A block of data:
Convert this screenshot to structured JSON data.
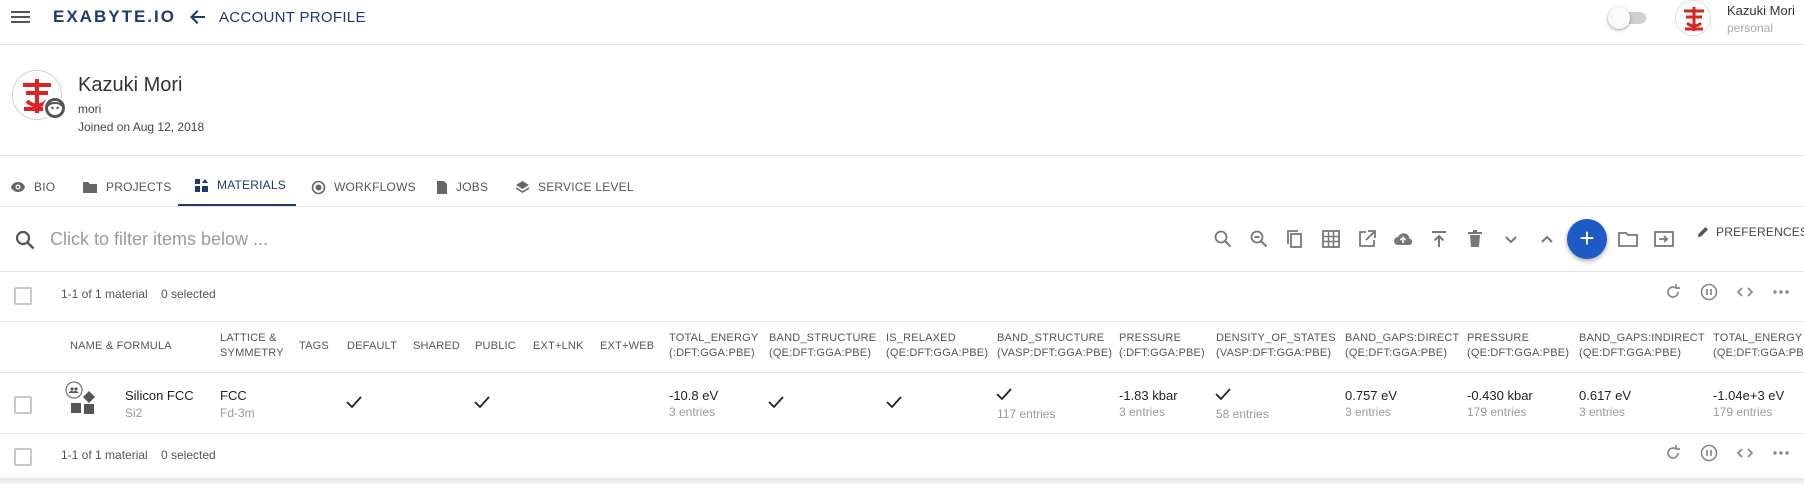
{
  "header": {
    "logo": "EXABYTE.IO",
    "page_title": "ACCOUNT PROFILE",
    "user_name": "Kazuki Mori",
    "user_plan": "personal"
  },
  "profile": {
    "name": "Kazuki Mori",
    "username": "mori",
    "joined": "Joined on Aug 12, 2018"
  },
  "tabs": [
    {
      "label": "BIO",
      "icon": "eye-icon"
    },
    {
      "label": "PROJECTS",
      "icon": "folder-icon"
    },
    {
      "label": "MATERIALS",
      "icon": "dashboard-icon",
      "active": true
    },
    {
      "label": "WORKFLOWS",
      "icon": "radio-icon"
    },
    {
      "label": "JOBS",
      "icon": "file-icon"
    },
    {
      "label": "SERVICE LEVEL",
      "icon": "layers-icon"
    }
  ],
  "search": {
    "placeholder": "Click to filter items below ..."
  },
  "toolbar": {
    "icons": [
      "search-icon",
      "zoom-out-icon",
      "copy-icon",
      "grid-icon",
      "open-external-icon",
      "cloud-upload-icon",
      "publish-icon",
      "delete-icon",
      "chevron-down-icon",
      "chevron-up-icon",
      "add-icon",
      "folder-open-icon",
      "move-icon"
    ],
    "fab_label": "+",
    "preferences_label": "PREFERENCES"
  },
  "summary": {
    "count_top": "1-1 of 1 material",
    "selected_top": "0 selected",
    "count_bottom": "1-1 of 1 material",
    "selected_bottom": "0 selected"
  },
  "table": {
    "headers": [
      {
        "line1": "NAME & FORMULA",
        "line2": ""
      },
      {
        "line1": "LATTICE &",
        "line2": "SYMMETRY"
      },
      {
        "line1": "TAGS",
        "line2": ""
      },
      {
        "line1": "DEFAULT",
        "line2": ""
      },
      {
        "line1": "SHARED",
        "line2": ""
      },
      {
        "line1": "PUBLIC",
        "line2": ""
      },
      {
        "line1": "EXT+LNK",
        "line2": ""
      },
      {
        "line1": "EXT+WEB",
        "line2": ""
      },
      {
        "line1": "TOTAL_ENERGY",
        "line2": "(:DFT:GGA:PBE)"
      },
      {
        "line1": "BAND_STRUCTURE",
        "line2": "(QE:DFT:GGA:PBE)"
      },
      {
        "line1": "IS_RELAXED",
        "line2": "(QE:DFT:GGA:PBE)"
      },
      {
        "line1": "BAND_STRUCTURE",
        "line2": "(VASP:DFT:GGA:PBE)"
      },
      {
        "line1": "PRESSURE",
        "line2": "(:DFT:GGA:PBE)"
      },
      {
        "line1": "DENSITY_OF_STATES",
        "line2": "(VASP:DFT:GGA:PBE)"
      },
      {
        "line1": "BAND_GAPS:DIRECT",
        "line2": "(QE:DFT:GGA:PBE)"
      },
      {
        "line1": "PRESSURE",
        "line2": "(QE:DFT:GGA:PBE)"
      },
      {
        "line1": "BAND_GAPS:INDIRECT",
        "line2": "(QE:DFT:GGA:PBE)"
      },
      {
        "line1": "TOTAL_ENERGY",
        "line2": "(QE:DFT:GGA:PBE)"
      }
    ],
    "row": {
      "name": "Silicon FCC",
      "formula": "Si2",
      "lattice": "FCC",
      "symmetry": "Fd-3m",
      "total_energy": "-10.8 eV",
      "total_energy_entries": "3 entries",
      "band_structure_vasp_entries": "117 entries",
      "pressure": "-1.83 kbar",
      "pressure_entries": "3 entries",
      "dos_entries": "58 entries",
      "band_gaps_direct": "0.757 eV",
      "band_gaps_direct_entries": "3 entries",
      "pressure_qe": "-0.430 kbar",
      "pressure_qe_entries": "179 entries",
      "band_gaps_indirect": "0.617 eV",
      "band_gaps_indirect_entries": "3 entries",
      "total_energy_qe": "-1.04e+3 eV",
      "total_energy_qe_entries": "179 entries"
    }
  },
  "colors": {
    "primary": "#1e3b70",
    "fab": "#1e5bc6"
  }
}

GIVEN INSTRUCTION: Copy each line that holds the word "kbar".

ANSWER TO THE EXERCISE:
      "pressure": "-1.83 kbar",
      "pressure_qe": "-0.430 kbar",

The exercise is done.